* **EXERCISE INSTRUCTIONS**
Check every line below for the word "property" and copy each one that has it.

* **Items from a figure collection**
——
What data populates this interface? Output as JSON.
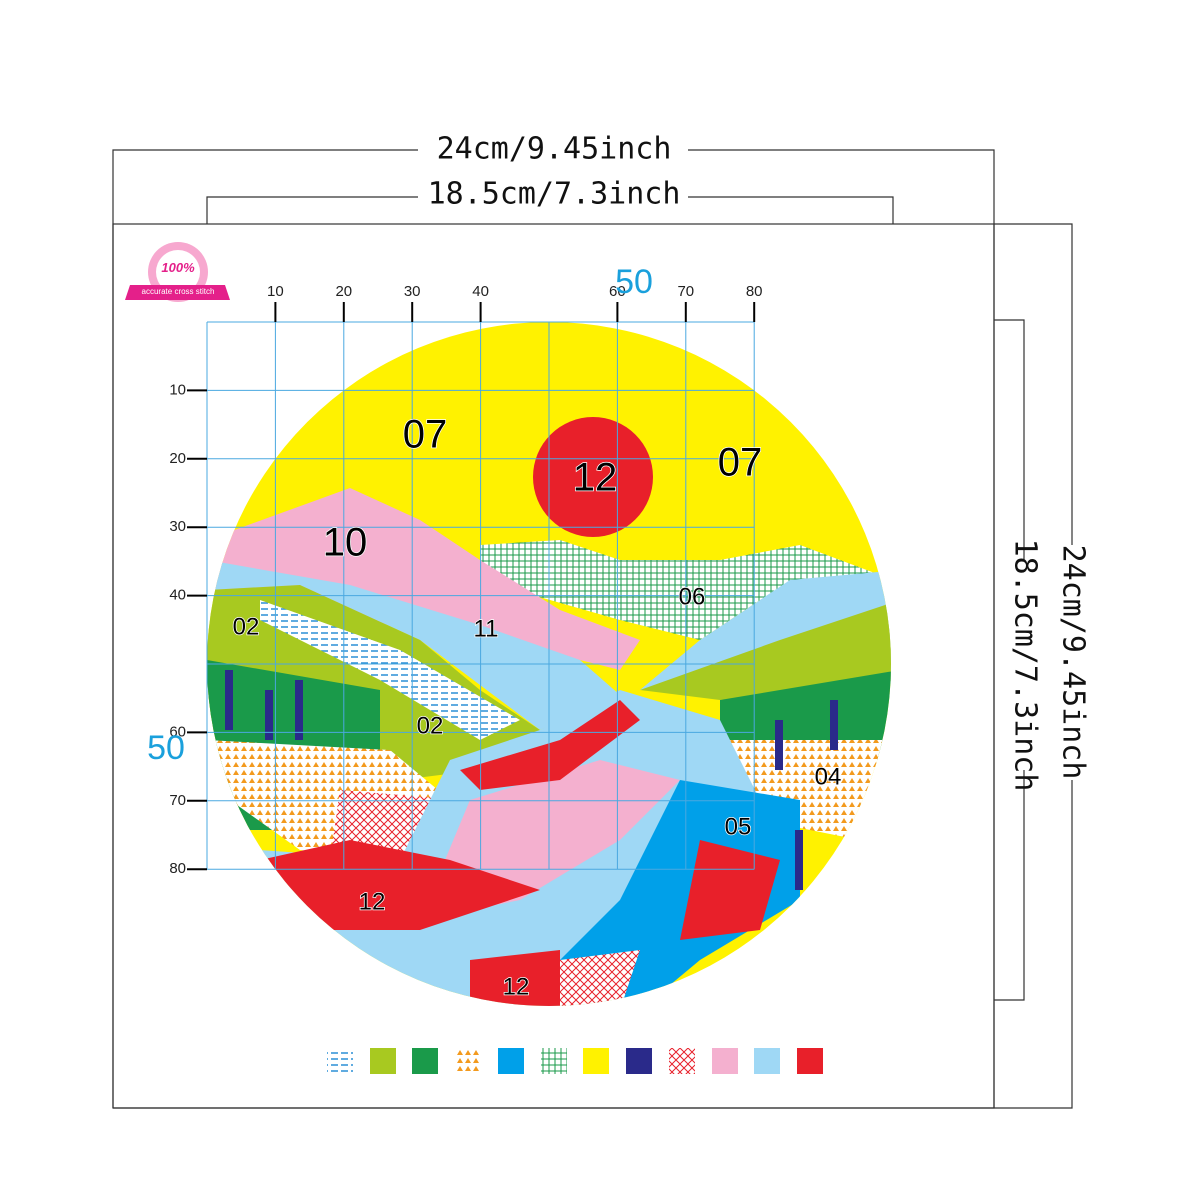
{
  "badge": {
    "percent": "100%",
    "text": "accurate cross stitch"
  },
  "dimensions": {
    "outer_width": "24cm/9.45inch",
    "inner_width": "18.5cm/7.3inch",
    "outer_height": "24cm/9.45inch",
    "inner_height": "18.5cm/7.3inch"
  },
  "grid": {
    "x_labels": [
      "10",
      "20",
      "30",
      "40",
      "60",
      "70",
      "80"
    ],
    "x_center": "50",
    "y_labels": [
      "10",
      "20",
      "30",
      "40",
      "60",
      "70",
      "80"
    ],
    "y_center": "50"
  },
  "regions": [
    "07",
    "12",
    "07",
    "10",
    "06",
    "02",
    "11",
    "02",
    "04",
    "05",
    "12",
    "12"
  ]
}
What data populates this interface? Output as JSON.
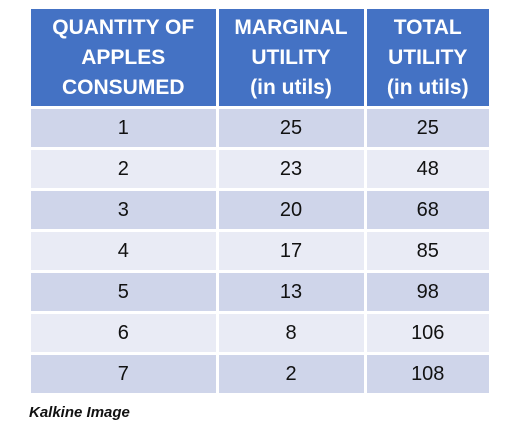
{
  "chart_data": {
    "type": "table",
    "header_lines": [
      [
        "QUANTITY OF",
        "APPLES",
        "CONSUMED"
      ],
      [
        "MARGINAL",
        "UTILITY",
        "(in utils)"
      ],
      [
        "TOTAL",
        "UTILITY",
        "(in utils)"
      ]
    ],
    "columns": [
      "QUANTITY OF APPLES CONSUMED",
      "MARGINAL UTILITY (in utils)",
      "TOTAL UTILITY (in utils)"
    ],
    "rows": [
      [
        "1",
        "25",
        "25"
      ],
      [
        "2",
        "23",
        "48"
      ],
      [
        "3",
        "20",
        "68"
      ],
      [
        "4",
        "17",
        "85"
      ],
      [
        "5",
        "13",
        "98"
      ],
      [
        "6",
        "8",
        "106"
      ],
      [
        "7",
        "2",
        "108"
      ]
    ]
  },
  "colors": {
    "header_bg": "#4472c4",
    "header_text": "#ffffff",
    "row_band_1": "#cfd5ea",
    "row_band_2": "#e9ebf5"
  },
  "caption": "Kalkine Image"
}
——
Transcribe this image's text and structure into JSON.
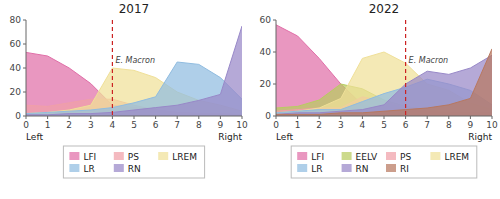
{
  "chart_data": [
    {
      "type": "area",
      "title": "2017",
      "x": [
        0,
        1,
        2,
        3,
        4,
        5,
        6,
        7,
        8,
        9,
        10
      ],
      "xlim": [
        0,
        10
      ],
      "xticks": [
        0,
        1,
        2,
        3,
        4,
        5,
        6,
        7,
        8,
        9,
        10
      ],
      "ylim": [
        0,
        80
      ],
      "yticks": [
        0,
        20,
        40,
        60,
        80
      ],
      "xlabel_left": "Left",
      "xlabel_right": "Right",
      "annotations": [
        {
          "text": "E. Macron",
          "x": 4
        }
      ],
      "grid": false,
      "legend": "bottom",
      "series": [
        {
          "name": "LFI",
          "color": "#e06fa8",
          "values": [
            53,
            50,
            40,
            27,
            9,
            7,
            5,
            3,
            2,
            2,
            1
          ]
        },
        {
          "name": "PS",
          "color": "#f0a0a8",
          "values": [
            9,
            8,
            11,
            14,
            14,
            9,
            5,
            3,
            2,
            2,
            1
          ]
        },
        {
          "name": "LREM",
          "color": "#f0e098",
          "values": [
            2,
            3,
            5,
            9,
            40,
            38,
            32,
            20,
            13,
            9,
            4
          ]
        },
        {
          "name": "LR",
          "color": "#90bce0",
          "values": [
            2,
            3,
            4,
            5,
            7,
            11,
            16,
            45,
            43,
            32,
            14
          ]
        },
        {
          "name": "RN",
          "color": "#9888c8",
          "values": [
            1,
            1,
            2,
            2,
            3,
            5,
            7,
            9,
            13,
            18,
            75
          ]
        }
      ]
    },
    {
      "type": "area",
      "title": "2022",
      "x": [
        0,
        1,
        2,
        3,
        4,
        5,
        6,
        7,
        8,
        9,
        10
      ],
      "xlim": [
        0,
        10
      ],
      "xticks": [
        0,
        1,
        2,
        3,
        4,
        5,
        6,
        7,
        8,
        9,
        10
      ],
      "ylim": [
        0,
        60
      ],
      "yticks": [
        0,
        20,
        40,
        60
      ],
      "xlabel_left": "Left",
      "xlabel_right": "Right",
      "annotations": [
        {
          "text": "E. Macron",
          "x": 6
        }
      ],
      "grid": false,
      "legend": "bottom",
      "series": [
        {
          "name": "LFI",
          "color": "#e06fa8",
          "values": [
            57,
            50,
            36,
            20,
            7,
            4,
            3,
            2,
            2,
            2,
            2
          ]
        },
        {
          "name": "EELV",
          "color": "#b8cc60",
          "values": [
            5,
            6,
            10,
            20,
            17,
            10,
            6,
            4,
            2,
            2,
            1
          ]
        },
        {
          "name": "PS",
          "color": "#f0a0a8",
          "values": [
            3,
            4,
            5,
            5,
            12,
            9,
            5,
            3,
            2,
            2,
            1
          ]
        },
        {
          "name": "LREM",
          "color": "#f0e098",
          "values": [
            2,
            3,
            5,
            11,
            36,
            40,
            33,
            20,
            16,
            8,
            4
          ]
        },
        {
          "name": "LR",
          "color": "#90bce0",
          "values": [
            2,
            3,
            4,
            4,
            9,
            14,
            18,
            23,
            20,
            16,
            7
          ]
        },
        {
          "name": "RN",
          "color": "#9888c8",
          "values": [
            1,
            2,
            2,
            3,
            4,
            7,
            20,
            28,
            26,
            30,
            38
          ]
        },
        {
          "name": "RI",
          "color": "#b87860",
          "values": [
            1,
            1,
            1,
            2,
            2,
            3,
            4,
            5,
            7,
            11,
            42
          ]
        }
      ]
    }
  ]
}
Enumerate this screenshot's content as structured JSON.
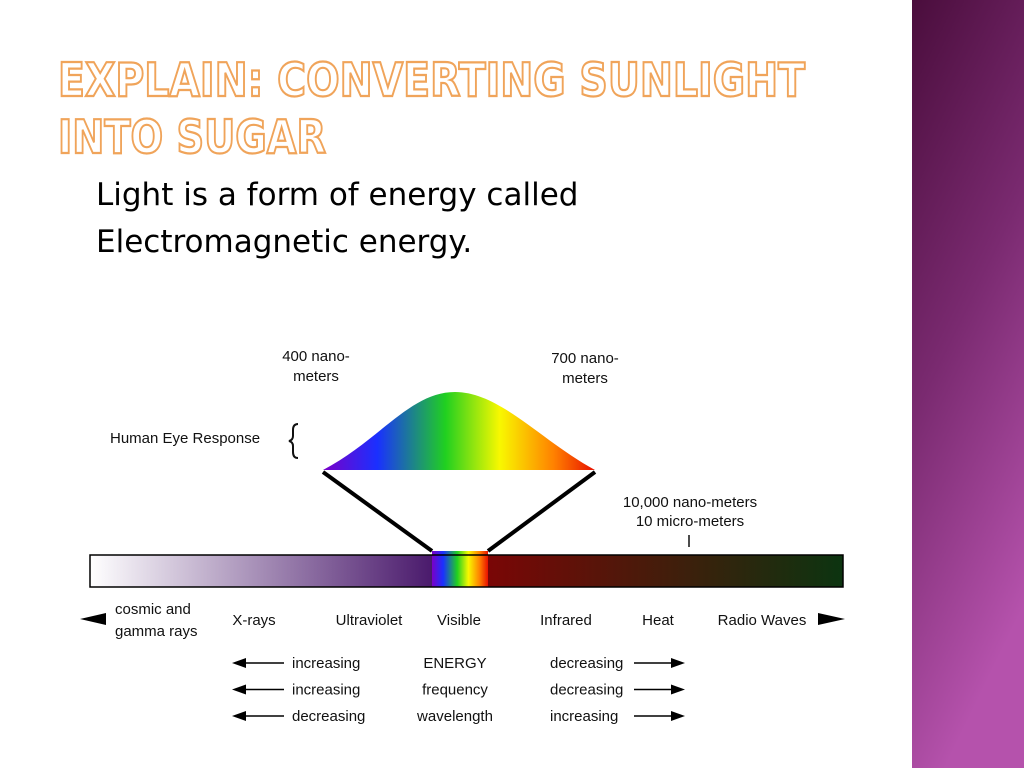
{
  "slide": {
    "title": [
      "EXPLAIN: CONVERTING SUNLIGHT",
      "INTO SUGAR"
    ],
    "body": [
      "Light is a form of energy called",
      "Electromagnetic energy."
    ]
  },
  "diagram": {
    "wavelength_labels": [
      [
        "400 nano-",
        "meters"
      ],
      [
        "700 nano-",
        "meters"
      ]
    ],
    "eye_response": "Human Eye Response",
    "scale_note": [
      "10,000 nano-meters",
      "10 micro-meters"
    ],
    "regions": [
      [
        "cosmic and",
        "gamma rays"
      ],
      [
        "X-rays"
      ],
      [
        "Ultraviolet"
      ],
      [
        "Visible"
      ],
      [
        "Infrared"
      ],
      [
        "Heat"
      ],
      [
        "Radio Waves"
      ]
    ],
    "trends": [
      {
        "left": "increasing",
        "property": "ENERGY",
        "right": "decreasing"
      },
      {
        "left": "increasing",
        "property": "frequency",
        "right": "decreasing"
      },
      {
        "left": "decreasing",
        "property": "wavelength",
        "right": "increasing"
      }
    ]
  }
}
——
* **FULL RESPONSE**
        "property": "ENERGY",
        "property": "frequency",
        "property": "wavelength",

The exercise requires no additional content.